WORK TO BE COMPLETED: Copy the records below exactly, leaving out any pictures.
-- start of EXERCISE INPUT --
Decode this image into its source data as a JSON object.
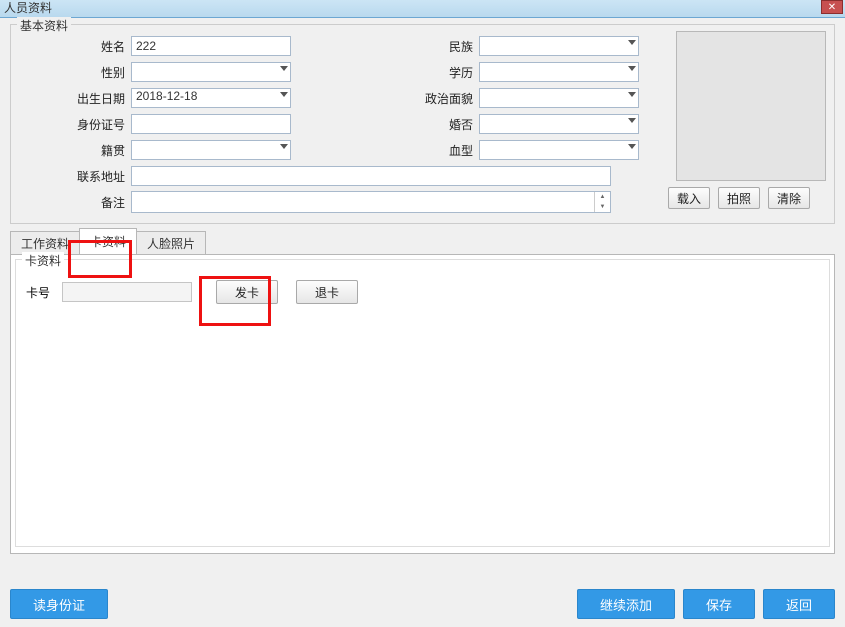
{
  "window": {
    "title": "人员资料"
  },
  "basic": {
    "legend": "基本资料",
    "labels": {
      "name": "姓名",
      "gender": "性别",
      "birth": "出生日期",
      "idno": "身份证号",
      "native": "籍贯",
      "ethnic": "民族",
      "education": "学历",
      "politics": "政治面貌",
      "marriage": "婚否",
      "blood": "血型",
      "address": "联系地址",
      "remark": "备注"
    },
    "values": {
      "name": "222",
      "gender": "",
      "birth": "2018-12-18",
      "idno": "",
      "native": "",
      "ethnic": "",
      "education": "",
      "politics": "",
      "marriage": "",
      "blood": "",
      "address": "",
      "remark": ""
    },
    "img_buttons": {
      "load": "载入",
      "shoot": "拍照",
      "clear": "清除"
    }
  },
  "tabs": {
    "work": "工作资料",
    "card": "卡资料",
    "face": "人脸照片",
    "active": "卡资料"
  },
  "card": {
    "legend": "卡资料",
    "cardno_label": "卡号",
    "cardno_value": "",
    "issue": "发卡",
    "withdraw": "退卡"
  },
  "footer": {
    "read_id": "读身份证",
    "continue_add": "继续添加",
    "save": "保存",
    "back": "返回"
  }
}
-- end of EXERCISE INPUT --
ANSWER FOR THIS EXERCISE:
Decode this image into its source data as a JSON object.
{
  "window": {
    "title": "人员资料"
  },
  "basic": {
    "legend": "基本资料",
    "labels": {
      "name": "姓名",
      "gender": "性别",
      "birth": "出生日期",
      "idno": "身份证号",
      "native": "籍贯",
      "ethnic": "民族",
      "education": "学历",
      "politics": "政治面貌",
      "marriage": "婚否",
      "blood": "血型",
      "address": "联系地址",
      "remark": "备注"
    },
    "values": {
      "name": "222",
      "gender": "",
      "birth": "2018-12-18",
      "idno": "",
      "native": "",
      "ethnic": "",
      "education": "",
      "politics": "",
      "marriage": "",
      "blood": "",
      "address": "",
      "remark": ""
    },
    "img_buttons": {
      "load": "载入",
      "shoot": "拍照",
      "clear": "清除"
    }
  },
  "tabs": {
    "work": "工作资料",
    "card": "卡资料",
    "face": "人脸照片",
    "active": "卡资料"
  },
  "card": {
    "legend": "卡资料",
    "cardno_label": "卡号",
    "cardno_value": "",
    "issue": "发卡",
    "withdraw": "退卡"
  },
  "footer": {
    "read_id": "读身份证",
    "continue_add": "继续添加",
    "save": "保存",
    "back": "返回"
  }
}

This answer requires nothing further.